┏━━

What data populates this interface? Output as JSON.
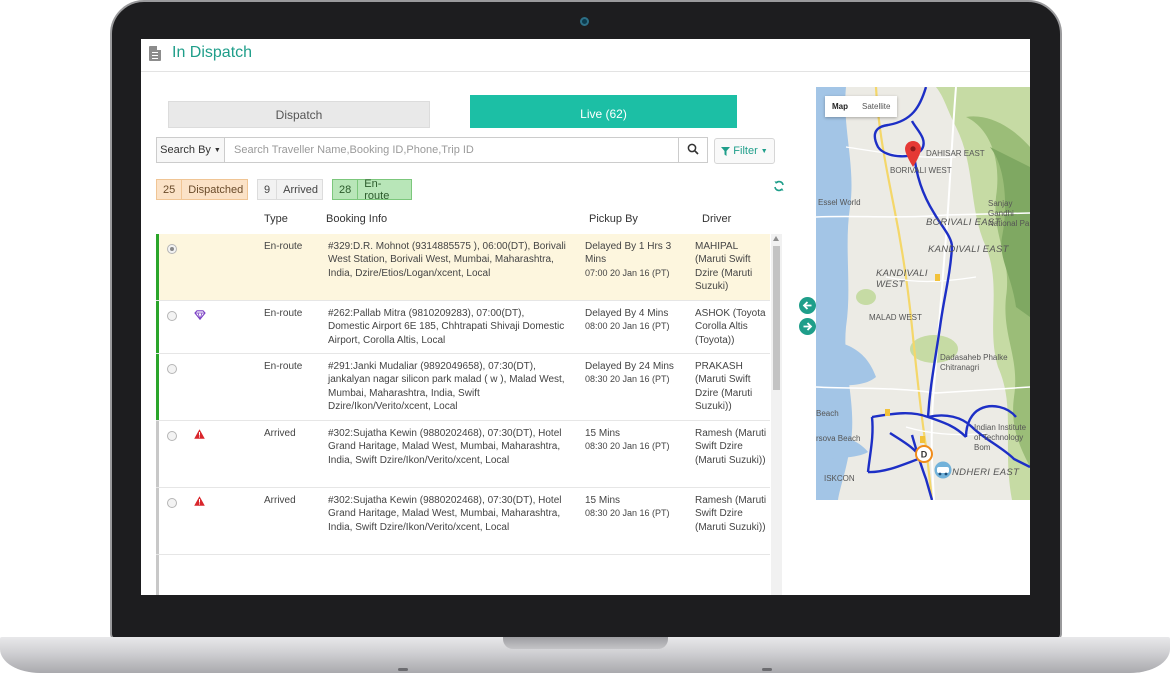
{
  "app": {
    "title": "In Dispatch"
  },
  "tabs": {
    "dispatch": "Dispatch",
    "live": "Live (62)"
  },
  "search": {
    "by_label": "Search By",
    "placeholder": "Search Traveller Name,Booking ID,Phone,Trip ID",
    "value": ""
  },
  "filter": {
    "label": "Filter"
  },
  "status": {
    "dispatched": {
      "count": "25",
      "label": "Dispatched"
    },
    "arrived": {
      "count": "9",
      "label": "Arrived"
    },
    "enroute": {
      "count": "28",
      "label": "En-route"
    }
  },
  "columns": {
    "type": "Type",
    "booking": "Booking Info",
    "pickup": "Pickup By",
    "driver": "Driver"
  },
  "rows": [
    {
      "type": "En-route",
      "booking": "#329:D.R. Mohnot (9314885575 ), 06:00(DT), Borivali West Station, Borivali West, Mumbai, Maharashtra, India, Dzire/Etios/Logan/xcent, Local",
      "pickup_status": "Delayed By 1 Hrs 3 Mins",
      "pickup_time": "07:00 20 Jan 16 (PT)",
      "driver": "MAHIPAL (Maruti Swift Dzire (Maruti Suzuki)",
      "icon": "",
      "selected": true
    },
    {
      "type": "En-route",
      "booking": "#262:Pallab Mitra (9810209283), 07:00(DT), Domestic Airport 6E 185, Chhtrapati Shivaji Domestic Airport, Corolla Altis, Local",
      "pickup_status": "Delayed By 4 Mins",
      "pickup_time": "08:00 20 Jan 16 (PT)",
      "driver": "ASHOK (Toyota Corolla Altis (Toyota))",
      "icon": "diamond-icon",
      "selected": false
    },
    {
      "type": "En-route",
      "booking": "#291:Janki Mudaliar (9892049658), 07:30(DT), jankalyan nagar silicon park malad ( w ), Malad West, Mumbai, Maharashtra, India, Swift Dzire/Ikon/Verito/xcent, Local",
      "pickup_status": "Delayed By 24 Mins",
      "pickup_time": "08:30 20 Jan 16 (PT)",
      "driver": "PRAKASH (Maruti Swift Dzire (Maruti Suzuki))",
      "icon": "",
      "selected": false
    },
    {
      "type": "Arrived",
      "booking": "#302:Sujatha Kewin (9880202468), 07:30(DT), Hotel Grand Haritage, Malad West, Mumbai, Maharashtra, India, Swift Dzire/Ikon/Verito/xcent, Local",
      "pickup_status": "15 Mins",
      "pickup_time": "08:30 20 Jan 16 (PT)",
      "driver": "Ramesh (Maruti Swift Dzire (Maruti Suzuki))",
      "icon": "warning-icon",
      "selected": false
    },
    {
      "type": "Arrived",
      "booking": "#302:Sujatha Kewin (9880202468), 07:30(DT), Hotel Grand Haritage, Malad West, Mumbai, Maharashtra, India, Swift Dzire/Ikon/Verito/xcent, Local",
      "pickup_status": "15 Mins",
      "pickup_time": "08:30 20 Jan 16 (PT)",
      "driver": "Ramesh (Maruti Swift Dzire (Maruti Suzuki))",
      "icon": "warning-icon",
      "selected": false
    }
  ],
  "map": {
    "type_map": "Map",
    "type_satellite": "Satellite",
    "labels": {
      "dahisar_east": "DAHISAR EAST",
      "borivali_west": "BORIVALI WEST",
      "borivali_east": "BORIVALI EAST",
      "essel_world": "Essel World",
      "kandivali_east": "KANDIVALI EAST",
      "kandivali_west": "KANDIVALI WEST",
      "malad_west": "MALAD WEST",
      "phalke": "Dadasaheb Phalke Chitranagri",
      "sanjay_gandhi": "Sanjay Gandhi National Pa",
      "beach": "Beach",
      "versova_beach": "rsova Beach",
      "indian_institute": "Indian Institute of Technology Bom",
      "andheri_east": "NDHERI EAST",
      "iskcon": "ISKCON"
    }
  },
  "colors": {
    "accent": "#1cbfa5",
    "enroute": "#2aa52a",
    "arrived": "#c8c8c8",
    "warning": "#d9262c",
    "route": "#1d2fc6"
  }
}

┗━━

— Task description —
Every record above should be written out again without change, except that the pictures are left out.

— Result of the task —
What data populates this interface? Output as JSON.
{
  "app": {
    "title": "In Dispatch"
  },
  "tabs": {
    "dispatch": "Dispatch",
    "live": "Live (62)"
  },
  "search": {
    "by_label": "Search By",
    "placeholder": "Search Traveller Name,Booking ID,Phone,Trip ID",
    "value": ""
  },
  "filter": {
    "label": "Filter"
  },
  "status": {
    "dispatched": {
      "count": "25",
      "label": "Dispatched"
    },
    "arrived": {
      "count": "9",
      "label": "Arrived"
    },
    "enroute": {
      "count": "28",
      "label": "En-route"
    }
  },
  "columns": {
    "type": "Type",
    "booking": "Booking Info",
    "pickup": "Pickup By",
    "driver": "Driver"
  },
  "rows": [
    {
      "type": "En-route",
      "booking": "#329:D.R. Mohnot (9314885575 ), 06:00(DT), Borivali West Station, Borivali West, Mumbai, Maharashtra, India, Dzire/Etios/Logan/xcent, Local",
      "pickup_status": "Delayed By 1 Hrs 3 Mins",
      "pickup_time": "07:00 20 Jan 16 (PT)",
      "driver": "MAHIPAL (Maruti Swift Dzire (Maruti Suzuki)",
      "icon": "",
      "selected": true
    },
    {
      "type": "En-route",
      "booking": "#262:Pallab Mitra (9810209283), 07:00(DT), Domestic Airport 6E 185, Chhtrapati Shivaji Domestic Airport, Corolla Altis, Local",
      "pickup_status": "Delayed By 4 Mins",
      "pickup_time": "08:00 20 Jan 16 (PT)",
      "driver": "ASHOK (Toyota Corolla Altis (Toyota))",
      "icon": "diamond-icon",
      "selected": false
    },
    {
      "type": "En-route",
      "booking": "#291:Janki Mudaliar (9892049658), 07:30(DT), jankalyan nagar silicon park malad ( w ), Malad West, Mumbai, Maharashtra, India, Swift Dzire/Ikon/Verito/xcent, Local",
      "pickup_status": "Delayed By 24 Mins",
      "pickup_time": "08:30 20 Jan 16 (PT)",
      "driver": "PRAKASH (Maruti Swift Dzire (Maruti Suzuki))",
      "icon": "",
      "selected": false
    },
    {
      "type": "Arrived",
      "booking": "#302:Sujatha Kewin (9880202468), 07:30(DT), Hotel Grand Haritage, Malad West, Mumbai, Maharashtra, India, Swift Dzire/Ikon/Verito/xcent, Local",
      "pickup_status": "15 Mins",
      "pickup_time": "08:30 20 Jan 16 (PT)",
      "driver": "Ramesh (Maruti Swift Dzire (Maruti Suzuki))",
      "icon": "warning-icon",
      "selected": false
    },
    {
      "type": "Arrived",
      "booking": "#302:Sujatha Kewin (9880202468), 07:30(DT), Hotel Grand Haritage, Malad West, Mumbai, Maharashtra, India, Swift Dzire/Ikon/Verito/xcent, Local",
      "pickup_status": "15 Mins",
      "pickup_time": "08:30 20 Jan 16 (PT)",
      "driver": "Ramesh (Maruti Swift Dzire (Maruti Suzuki))",
      "icon": "warning-icon",
      "selected": false
    }
  ],
  "map": {
    "type_map": "Map",
    "type_satellite": "Satellite",
    "labels": {
      "dahisar_east": "DAHISAR EAST",
      "borivali_west": "BORIVALI WEST",
      "borivali_east": "BORIVALI EAST",
      "essel_world": "Essel World",
      "kandivali_east": "KANDIVALI EAST",
      "kandivali_west": "KANDIVALI WEST",
      "malad_west": "MALAD WEST",
      "phalke": "Dadasaheb Phalke Chitranagri",
      "sanjay_gandhi": "Sanjay Gandhi National Pa",
      "beach": "Beach",
      "versova_beach": "rsova Beach",
      "indian_institute": "Indian Institute of Technology Bom",
      "andheri_east": "NDHERI EAST",
      "iskcon": "ISKCON"
    }
  },
  "colors": {
    "accent": "#1cbfa5",
    "enroute": "#2aa52a",
    "arrived": "#c8c8c8",
    "warning": "#d9262c",
    "route": "#1d2fc6"
  }
}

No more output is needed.